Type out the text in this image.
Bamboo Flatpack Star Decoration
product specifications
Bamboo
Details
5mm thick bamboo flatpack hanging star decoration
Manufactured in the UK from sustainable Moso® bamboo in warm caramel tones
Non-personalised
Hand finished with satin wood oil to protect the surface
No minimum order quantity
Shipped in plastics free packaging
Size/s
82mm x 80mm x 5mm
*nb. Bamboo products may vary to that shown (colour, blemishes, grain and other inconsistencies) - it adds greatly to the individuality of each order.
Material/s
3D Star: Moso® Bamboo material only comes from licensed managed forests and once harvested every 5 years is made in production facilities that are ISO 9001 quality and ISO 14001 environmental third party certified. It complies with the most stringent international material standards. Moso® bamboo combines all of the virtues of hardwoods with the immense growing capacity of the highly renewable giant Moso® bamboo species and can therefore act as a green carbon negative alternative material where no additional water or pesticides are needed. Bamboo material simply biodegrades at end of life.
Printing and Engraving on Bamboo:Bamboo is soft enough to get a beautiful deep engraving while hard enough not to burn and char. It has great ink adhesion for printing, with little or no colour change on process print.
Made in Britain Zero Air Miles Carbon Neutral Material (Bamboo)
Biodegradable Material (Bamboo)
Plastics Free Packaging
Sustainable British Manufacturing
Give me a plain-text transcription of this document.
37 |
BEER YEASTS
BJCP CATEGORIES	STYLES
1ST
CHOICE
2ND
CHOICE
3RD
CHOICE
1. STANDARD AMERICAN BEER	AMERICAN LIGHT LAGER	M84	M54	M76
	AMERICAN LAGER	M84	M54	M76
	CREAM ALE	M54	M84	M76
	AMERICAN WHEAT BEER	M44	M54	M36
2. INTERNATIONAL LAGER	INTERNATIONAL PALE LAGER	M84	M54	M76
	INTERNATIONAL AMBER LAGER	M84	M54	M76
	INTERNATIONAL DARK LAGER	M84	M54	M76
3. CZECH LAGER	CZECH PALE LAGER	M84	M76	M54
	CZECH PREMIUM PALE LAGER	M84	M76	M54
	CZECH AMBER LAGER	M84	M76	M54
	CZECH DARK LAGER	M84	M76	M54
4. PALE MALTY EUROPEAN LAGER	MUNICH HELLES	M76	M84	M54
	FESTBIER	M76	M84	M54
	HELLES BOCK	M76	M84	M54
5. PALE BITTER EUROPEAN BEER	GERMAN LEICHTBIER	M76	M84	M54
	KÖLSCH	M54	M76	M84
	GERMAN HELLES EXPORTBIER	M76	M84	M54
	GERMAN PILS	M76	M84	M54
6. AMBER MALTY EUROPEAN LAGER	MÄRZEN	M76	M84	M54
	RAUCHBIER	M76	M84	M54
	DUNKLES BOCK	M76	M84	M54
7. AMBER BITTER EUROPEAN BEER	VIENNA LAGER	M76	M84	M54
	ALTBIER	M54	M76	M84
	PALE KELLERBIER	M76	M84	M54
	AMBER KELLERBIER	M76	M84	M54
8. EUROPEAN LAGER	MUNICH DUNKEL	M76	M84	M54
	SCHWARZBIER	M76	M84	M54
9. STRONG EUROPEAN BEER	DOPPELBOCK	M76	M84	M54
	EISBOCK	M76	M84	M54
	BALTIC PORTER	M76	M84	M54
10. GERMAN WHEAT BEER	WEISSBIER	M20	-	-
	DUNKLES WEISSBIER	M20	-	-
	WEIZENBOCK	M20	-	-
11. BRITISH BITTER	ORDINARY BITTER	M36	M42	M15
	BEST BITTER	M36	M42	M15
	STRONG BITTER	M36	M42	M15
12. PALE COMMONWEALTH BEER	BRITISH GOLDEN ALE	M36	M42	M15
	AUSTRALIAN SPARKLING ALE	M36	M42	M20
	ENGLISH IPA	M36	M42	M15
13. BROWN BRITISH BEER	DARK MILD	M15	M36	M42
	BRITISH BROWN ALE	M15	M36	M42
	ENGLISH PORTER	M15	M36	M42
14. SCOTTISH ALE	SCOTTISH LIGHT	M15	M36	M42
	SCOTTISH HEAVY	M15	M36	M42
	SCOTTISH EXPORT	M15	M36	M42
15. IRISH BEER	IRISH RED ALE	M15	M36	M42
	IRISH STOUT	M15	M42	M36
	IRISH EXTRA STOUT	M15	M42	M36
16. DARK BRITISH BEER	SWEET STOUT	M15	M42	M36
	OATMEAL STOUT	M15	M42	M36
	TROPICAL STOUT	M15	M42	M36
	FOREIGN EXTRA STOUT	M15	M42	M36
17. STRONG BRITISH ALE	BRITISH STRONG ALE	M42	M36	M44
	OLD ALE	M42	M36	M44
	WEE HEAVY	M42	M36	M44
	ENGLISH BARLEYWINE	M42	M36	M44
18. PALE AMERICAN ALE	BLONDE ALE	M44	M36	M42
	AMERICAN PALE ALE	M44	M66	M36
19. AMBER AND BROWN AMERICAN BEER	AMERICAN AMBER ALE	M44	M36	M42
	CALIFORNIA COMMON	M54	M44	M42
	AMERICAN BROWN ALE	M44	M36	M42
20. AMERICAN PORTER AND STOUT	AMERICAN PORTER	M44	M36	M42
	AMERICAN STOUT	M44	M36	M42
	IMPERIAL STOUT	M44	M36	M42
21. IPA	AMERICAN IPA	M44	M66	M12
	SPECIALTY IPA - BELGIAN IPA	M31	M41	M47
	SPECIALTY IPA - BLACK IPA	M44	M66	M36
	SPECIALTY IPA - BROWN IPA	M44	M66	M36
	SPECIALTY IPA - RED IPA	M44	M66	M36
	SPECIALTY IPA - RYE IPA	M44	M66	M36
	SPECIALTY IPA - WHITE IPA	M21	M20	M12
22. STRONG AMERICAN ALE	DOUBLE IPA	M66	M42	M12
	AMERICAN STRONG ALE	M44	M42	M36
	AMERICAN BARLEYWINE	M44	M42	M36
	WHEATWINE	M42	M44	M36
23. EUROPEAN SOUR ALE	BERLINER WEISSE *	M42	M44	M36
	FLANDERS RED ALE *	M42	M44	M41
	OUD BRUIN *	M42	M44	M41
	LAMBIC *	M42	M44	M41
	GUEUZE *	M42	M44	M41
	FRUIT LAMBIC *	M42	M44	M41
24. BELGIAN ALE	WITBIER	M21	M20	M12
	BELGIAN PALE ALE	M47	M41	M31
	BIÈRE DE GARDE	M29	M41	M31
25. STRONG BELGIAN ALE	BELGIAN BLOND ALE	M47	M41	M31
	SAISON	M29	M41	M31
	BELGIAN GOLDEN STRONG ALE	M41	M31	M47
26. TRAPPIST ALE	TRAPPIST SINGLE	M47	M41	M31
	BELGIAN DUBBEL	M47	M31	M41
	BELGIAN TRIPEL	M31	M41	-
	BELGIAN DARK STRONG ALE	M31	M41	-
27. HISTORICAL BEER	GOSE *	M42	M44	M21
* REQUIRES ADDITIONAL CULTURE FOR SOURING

■ ■ ■ ■

▶ [Your instructions]: Word for word, quote all of the data above.

▶ [Correct response]:
Type out the text in this image.
Bamboo Flatpack Star Decoration
product specifications
Bamboo
Details
5mm thick bamboo flatpack hanging star decoration
Manufactured in the UK from sustainable Moso® bamboo in warm caramel tones
Non-personalised
Hand finished with satin wood oil to protect the surface
No minimum order quantity
Shipped in plastics free packaging
Size/s
82mm x 80mm x 5mm
*nb. Bamboo products may vary to that shown (colour, blemishes, grain and other inconsistencies) - it adds greatly to the individuality of each order.
Material/s
3D Star: Moso® Bamboo material only comes from licensed managed forests and once harvested every 5 years is made in production facilities that are ISO 9001 quality and ISO 14001 environmental third party certified. It complies with the most stringent international material standards. Moso® bamboo combines all of the virtues of hardwoods with the immense growing capacity of the highly renewable giant Moso® bamboo species and can therefore act as a green carbon negative alternative material where no additional water or pesticides are needed. Bamboo material simply biodegrades at end of life.
Printing and Engraving on Bamboo:Bamboo is soft enough to get a beautiful deep engraving while hard enough not to burn and char. It has great ink adhesion for printing, with little or no colour change on process print.
Made in Britain Zero Air Miles Carbon Neutral Material (Bamboo)
Biodegradable Material (Bamboo)
Plastics Free Packaging
Sustainable British Manufacturing
Give me a plain-text transcription of this document.
37 |
BEER YEASTS
BJCP CATEGORIES	STYLES
1ST
CHOICE
2ND
CHOICE
3RD
CHOICE
1. STANDARD AMERICAN BEER	AMERICAN LIGHT LAGER	M84	M54	M76
	AMERICAN LAGER	M84	M54	M76
	CREAM ALE	M54	M84	M76
	AMERICAN WHEAT BEER	M44	M54	M36
2. INTERNATIONAL LAGER	INTERNATIONAL PALE LAGER	M84	M54	M76
	INTERNATIONAL AMBER LAGER	M84	M54	M76
	INTERNATIONAL DARK LAGER	M84	M54	M76
3. CZECH LAGER	CZECH PALE LAGER	M84	M76	M54
	CZECH PREMIUM PALE LAGER	M84	M76	M54
	CZECH AMBER LAGER	M84	M76	M54
	CZECH DARK LAGER	M84	M76	M54
4. PALE MALTY EUROPEAN LAGER	MUNICH HELLES	M76	M84	M54
	FESTBIER	M76	M84	M54
	HELLES BOCK	M76	M84	M54
5. PALE BITTER EUROPEAN BEER	GERMAN LEICHTBIER	M76	M84	M54
	KÖLSCH	M54	M76	M84
	GERMAN HELLES EXPORTBIER	M76	M84	M54
	GERMAN PILS	M76	M84	M54
6. AMBER MALTY EUROPEAN LAGER	MÄRZEN	M76	M84	M54
	RAUCHBIER	M76	M84	M54
	DUNKLES BOCK	M76	M84	M54
7. AMBER BITTER EUROPEAN BEER	VIENNA LAGER	M76	M84	M54
	ALTBIER	M54	M76	M84
	PALE KELLERBIER	M76	M84	M54
	AMBER KELLERBIER	M76	M84	M54
8. EUROPEAN LAGER	MUNICH DUNKEL	M76	M84	M54
	SCHWARZBIER	M76	M84	M54
9. STRONG EUROPEAN BEER	DOPPELBOCK	M76	M84	M54
	EISBOCK	M76	M84	M54
	BALTIC PORTER	M76	M84	M54
10. GERMAN WHEAT BEER	WEISSBIER	M20	-	-
	DUNKLES WEISSBIER	M20	-	-
	WEIZENBOCK	M20	-	-
11. BRITISH BITTER	ORDINARY BITTER	M36	M42	M15
	BEST BITTER	M36	M42	M15
	STRONG BITTER	M36	M42	M15
12. PALE COMMONWEALTH BEER	BRITISH GOLDEN ALE	M36	M42	M15
	AUSTRALIAN SPARKLING ALE	M36	M42	M20
	ENGLISH IPA	M36	M42	M15
13. BROWN BRITISH BEER	DARK MILD	M15	M36	M42
	BRITISH BROWN ALE	M15	M36	M42
	ENGLISH PORTER	M15	M36	M42
14. SCOTTISH ALE	SCOTTISH LIGHT	M15	M36	M42
	SCOTTISH HEAVY	M15	M36	M42
	SCOTTISH EXPORT	M15	M36	M42
15. IRISH BEER	IRISH RED ALE	M15	M36	M42
	IRISH STOUT	M15	M42	M36
	IRISH EXTRA STOUT	M15	M42	M36
16. DARK BRITISH BEER	SWEET STOUT	M15	M42	M36
	OATMEAL STOUT	M15	M42	M36
	TROPICAL STOUT	M15	M42	M36
	FOREIGN EXTRA STOUT	M15	M42	M36
17. STRONG BRITISH ALE	BRITISH STRONG ALE	M42	M36	M44
	OLD ALE	M42	M36	M44
	WEE HEAVY	M42	M36	M44
	ENGLISH BARLEYWINE	M42	M36	M44
18. PALE AMERICAN ALE	BLONDE ALE	M44	M36	M42
	AMERICAN PALE ALE	M44	M66	M36
19. AMBER AND BROWN AMERICAN BEER	AMERICAN AMBER ALE	M44	M36	M42
	CALIFORNIA COMMON	M54	M44	M42
	AMERICAN BROWN ALE	M44	M36	M42
20. AMERICAN PORTER AND STOUT	AMERICAN PORTER	M44	M36	M42
	AMERICAN STOUT	M44	M36	M42
	IMPERIAL STOUT	M44	M36	M42
21. IPA	AMERICAN IPA	M44	M66	M12
	SPECIALTY IPA - BELGIAN IPA	M31	M41	M47
	SPECIALTY IPA - BLACK IPA	M44	M66	M36
	SPECIALTY IPA - BROWN IPA	M44	M66	M36
	SPECIALTY IPA - RED IPA	M44	M66	M36
	SPECIALTY IPA - RYE IPA	M44	M66	M36
	SPECIALTY IPA - WHITE IPA	M21	M20	M12
22. STRONG AMERICAN ALE	DOUBLE IPA	M66	M42	M12
	AMERICAN STRONG ALE	M44	M42	M36
	AMERICAN BARLEYWINE	M44	M42	M36
	WHEATWINE	M42	M44	M36
23. EUROPEAN SOUR ALE	BERLINER WEISSE *	M42	M44	M36
	FLANDERS RED ALE *	M42	M44	M41
	OUD BRUIN *	M42	M44	M41
	LAMBIC *	M42	M44	M41
	GUEUZE *	M42	M44	M41
	FRUIT LAMBIC *	M42	M44	M41
24. BELGIAN ALE	WITBIER	M21	M20	M12
	BELGIAN PALE ALE	M47	M41	M31
	BIÈRE DE GARDE	M29	M41	M31
25. STRONG BELGIAN ALE	BELGIAN BLOND ALE	M47	M41	M31
	SAISON	M29	M41	M31
	BELGIAN GOLDEN STRONG ALE	M41	M31	M47
26. TRAPPIST ALE	TRAPPIST SINGLE	M47	M41	M31
	BELGIAN DUBBEL	M47	M31	M41
	BELGIAN TRIPEL	M31	M41	-
	BELGIAN DARK STRONG ALE	M31	M41	-
27. HISTORICAL BEER	GOSE *	M42	M44	M21
* REQUIRES ADDITIONAL CULTURE FOR SOURING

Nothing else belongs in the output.